WHAT THE TASK REQUIRES — Without the images, write out all of the following entries exactly.

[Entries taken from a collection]
* * *

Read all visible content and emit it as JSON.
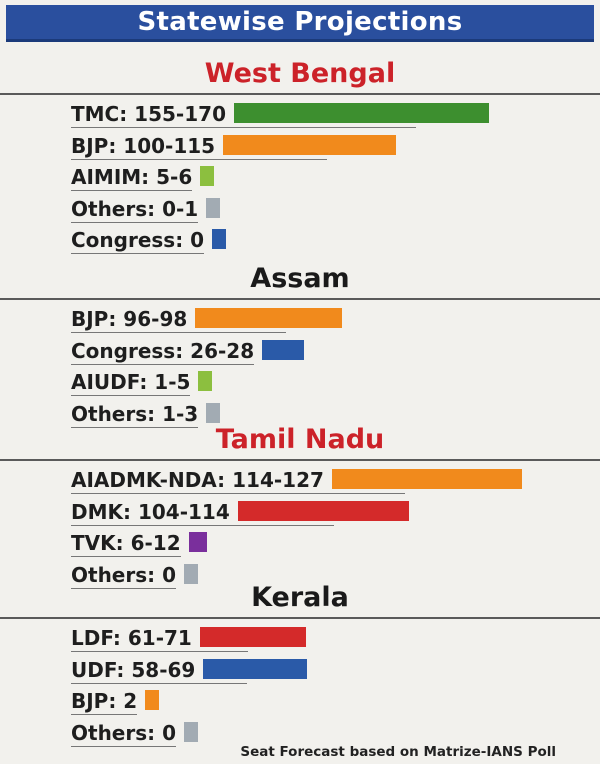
{
  "header": {
    "title": "Statewise Projections"
  },
  "colors": {
    "TMC": "#3d8f2f",
    "BJP": "#f18a1c",
    "AIMIM": "#8cbf3f",
    "AIUDF": "#8cbf3f",
    "Others": "#a2abb3",
    "Congress": "#2a5aa8",
    "UDF": "#2a5aa8",
    "AIADMK-NDA": "#f18a1c",
    "DMK": "#d42a2a",
    "LDF": "#d42a2a",
    "TVK": "#7a2f9c"
  },
  "chart_data": [
    {
      "type": "bar",
      "title": "West Bengal",
      "title_color": "#cc2229",
      "categories": [
        "TMC: 155-170",
        "BJP: 100-115",
        "AIMIM: 5-6",
        "Others: 0-1",
        "Congress: 0"
      ],
      "values": [
        170,
        115,
        6,
        1,
        0
      ]
    },
    {
      "type": "bar",
      "title": "Assam",
      "title_color": "#1a1a1a",
      "categories": [
        "BJP: 96-98",
        "Congress: 26-28",
        "AIUDF: 1-5",
        "Others: 1-3"
      ],
      "values": [
        98,
        28,
        5,
        3
      ]
    },
    {
      "type": "bar",
      "title": "Tamil Nadu",
      "title_color": "#cc2229",
      "categories": [
        "AIADMK-NDA: 114-127",
        "DMK: 104-114",
        "TVK: 6-12",
        "Others: 0"
      ],
      "values": [
        127,
        114,
        12,
        0
      ]
    },
    {
      "type": "bar",
      "title": "Kerala",
      "title_color": "#1a1a1a",
      "categories": [
        "LDF: 61-71",
        "UDF: 58-69",
        "BJP: 2",
        "Others: 0"
      ],
      "values": [
        71,
        69,
        2,
        0
      ]
    }
  ],
  "footer": {
    "source": "Seat Forecast based on Matrize-IANS Poll"
  }
}
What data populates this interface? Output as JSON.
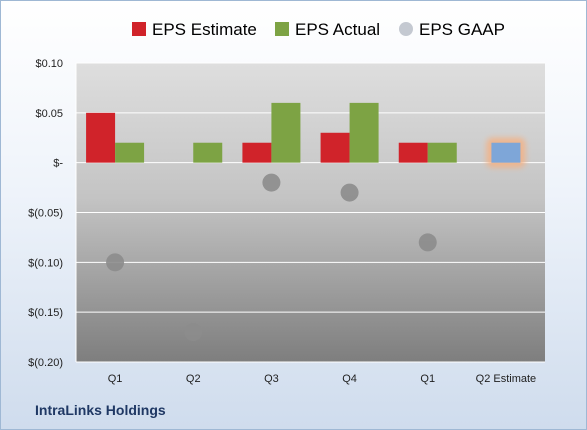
{
  "chart_data": {
    "type": "bar",
    "categories": [
      "Q1",
      "Q2",
      "Q3",
      "Q4",
      "Q1",
      "Q2 Estimate"
    ],
    "series": [
      {
        "name": "EPS Estimate",
        "color": "#d0232a",
        "values": [
          0.05,
          null,
          0.02,
          0.03,
          0.02,
          null
        ]
      },
      {
        "name": "EPS Actual",
        "color": "#7da344",
        "values": [
          0.02,
          0.02,
          0.06,
          0.06,
          0.02,
          null
        ]
      },
      {
        "name": "EPS GAAP",
        "marker": "circle",
        "color": "#8c8c8c",
        "values": [
          -0.1,
          -0.17,
          -0.02,
          -0.03,
          -0.08,
          null
        ]
      }
    ],
    "highlighted_estimate": {
      "category": "Q2 Estimate",
      "value": 0.02,
      "color": "#7ea6d8",
      "glow_color": "#f4b183"
    },
    "yticks": [
      0.1,
      0.05,
      0,
      -0.05,
      -0.1,
      -0.15,
      -0.2
    ],
    "ytick_labels": [
      "$0.10",
      "$0.05",
      "$-",
      "$(0.05)",
      "$(0.10)",
      "$(0.15)",
      "$(0.20)"
    ],
    "ylim": [
      -0.2,
      0.1
    ],
    "grid": true,
    "legend_position": "top"
  },
  "footer": {
    "company": "IntraLinks Holdings"
  }
}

* * *

RESPONSE TO THIS EXERCISE —
Read all visible content and emit it as JSON.
{
  "header": {
    "title": "Statewise Projections"
  },
  "colors": {
    "TMC": "#3d8f2f",
    "BJP": "#f18a1c",
    "AIMIM": "#8cbf3f",
    "AIUDF": "#8cbf3f",
    "Others": "#a2abb3",
    "Congress": "#2a5aa8",
    "UDF": "#2a5aa8",
    "AIADMK-NDA": "#f18a1c",
    "DMK": "#d42a2a",
    "LDF": "#d42a2a",
    "TVK": "#7a2f9c"
  },
  "chart_data": [
    {
      "type": "bar",
      "title": "West Bengal",
      "title_color": "#cc2229",
      "categories": [
        "TMC: 155-170",
        "BJP: 100-115",
        "AIMIM: 5-6",
        "Others: 0-1",
        "Congress: 0"
      ],
      "values": [
        170,
        115,
        6,
        1,
        0
      ]
    },
    {
      "type": "bar",
      "title": "Assam",
      "title_color": "#1a1a1a",
      "categories": [
        "BJP: 96-98",
        "Congress: 26-28",
        "AIUDF: 1-5",
        "Others: 1-3"
      ],
      "values": [
        98,
        28,
        5,
        3
      ]
    },
    {
      "type": "bar",
      "title": "Tamil Nadu",
      "title_color": "#cc2229",
      "categories": [
        "AIADMK-NDA: 114-127",
        "DMK: 104-114",
        "TVK: 6-12",
        "Others: 0"
      ],
      "values": [
        127,
        114,
        12,
        0
      ]
    },
    {
      "type": "bar",
      "title": "Kerala",
      "title_color": "#1a1a1a",
      "categories": [
        "LDF: 61-71",
        "UDF: 58-69",
        "BJP: 2",
        "Others: 0"
      ],
      "values": [
        71,
        69,
        2,
        0
      ]
    }
  ],
  "footer": {
    "source": "Seat Forecast based on Matrize-IANS Poll"
  }
}
What data populates this interface? Output as JSON.
{
  "chart_data": {
    "type": "bar",
    "categories": [
      "Q1",
      "Q2",
      "Q3",
      "Q4",
      "Q1",
      "Q2 Estimate"
    ],
    "series": [
      {
        "name": "EPS Estimate",
        "color": "#d0232a",
        "values": [
          0.05,
          null,
          0.02,
          0.03,
          0.02,
          null
        ]
      },
      {
        "name": "EPS Actual",
        "color": "#7da344",
        "values": [
          0.02,
          0.02,
          0.06,
          0.06,
          0.02,
          null
        ]
      },
      {
        "name": "EPS GAAP",
        "marker": "circle",
        "color": "#8c8c8c",
        "values": [
          -0.1,
          -0.17,
          -0.02,
          -0.03,
          -0.08,
          null
        ]
      }
    ],
    "highlighted_estimate": {
      "category": "Q2 Estimate",
      "value": 0.02,
      "color": "#7ea6d8",
      "glow_color": "#f4b183"
    },
    "yticks": [
      0.1,
      0.05,
      0,
      -0.05,
      -0.1,
      -0.15,
      -0.2
    ],
    "ytick_labels": [
      "$0.10",
      "$0.05",
      "$-",
      "$(0.05)",
      "$(0.10)",
      "$(0.15)",
      "$(0.20)"
    ],
    "ylim": [
      -0.2,
      0.1
    ],
    "grid": true,
    "legend_position": "top"
  },
  "footer": {
    "company": "IntraLinks Holdings"
  }
}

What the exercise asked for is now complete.